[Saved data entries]
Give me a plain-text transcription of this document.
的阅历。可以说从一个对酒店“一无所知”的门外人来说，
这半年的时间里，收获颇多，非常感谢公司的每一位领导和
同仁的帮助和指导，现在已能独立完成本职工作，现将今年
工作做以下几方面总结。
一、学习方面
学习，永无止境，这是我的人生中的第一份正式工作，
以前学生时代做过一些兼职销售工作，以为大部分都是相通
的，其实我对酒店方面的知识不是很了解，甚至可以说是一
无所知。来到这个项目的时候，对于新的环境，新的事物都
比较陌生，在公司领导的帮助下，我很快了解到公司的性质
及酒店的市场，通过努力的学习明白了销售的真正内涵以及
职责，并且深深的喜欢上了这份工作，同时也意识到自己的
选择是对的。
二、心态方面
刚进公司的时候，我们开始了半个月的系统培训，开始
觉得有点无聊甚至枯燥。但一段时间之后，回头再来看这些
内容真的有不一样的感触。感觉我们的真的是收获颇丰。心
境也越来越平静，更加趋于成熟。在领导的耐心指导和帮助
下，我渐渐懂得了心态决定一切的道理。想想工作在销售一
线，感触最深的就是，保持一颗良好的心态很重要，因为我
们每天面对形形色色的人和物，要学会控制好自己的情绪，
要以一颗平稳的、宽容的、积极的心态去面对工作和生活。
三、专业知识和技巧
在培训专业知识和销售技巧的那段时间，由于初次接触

PROBLEM STATEMENT — Print every entry exactly as it appears.

IN RESPONSE —
Give me a plain-text transcription of this document.
的阅历。可以说从一个对酒店“一无所知”的门外人来说，
这半年的时间里，收获颇多，非常感谢公司的每一位领导和
同仁的帮助和指导，现在已能独立完成本职工作，现将今年
工作做以下几方面总结。
一、学习方面
学习，永无止境，这是我的人生中的第一份正式工作，
以前学生时代做过一些兼职销售工作，以为大部分都是相通
的，其实我对酒店方面的知识不是很了解，甚至可以说是一
无所知。来到这个项目的时候，对于新的环境，新的事物都
比较陌生，在公司领导的帮助下，我很快了解到公司的性质
及酒店的市场，通过努力的学习明白了销售的真正内涵以及
职责，并且深深的喜欢上了这份工作，同时也意识到自己的
选择是对的。
二、心态方面
刚进公司的时候，我们开始了半个月的系统培训，开始
觉得有点无聊甚至枯燥。但一段时间之后，回头再来看这些
内容真的有不一样的感触。感觉我们的真的是收获颇丰。心
境也越来越平静，更加趋于成熟。在领导的耐心指导和帮助
下，我渐渐懂得了心态决定一切的道理。想想工作在销售一
线，感触最深的就是，保持一颗良好的心态很重要，因为我
们每天面对形形色色的人和物，要学会控制好自己的情绪，
要以一颗平稳的、宽容的、积极的心态去面对工作和生活。
三、专业知识和技巧
在培训专业知识和销售技巧的那段时间，由于初次接触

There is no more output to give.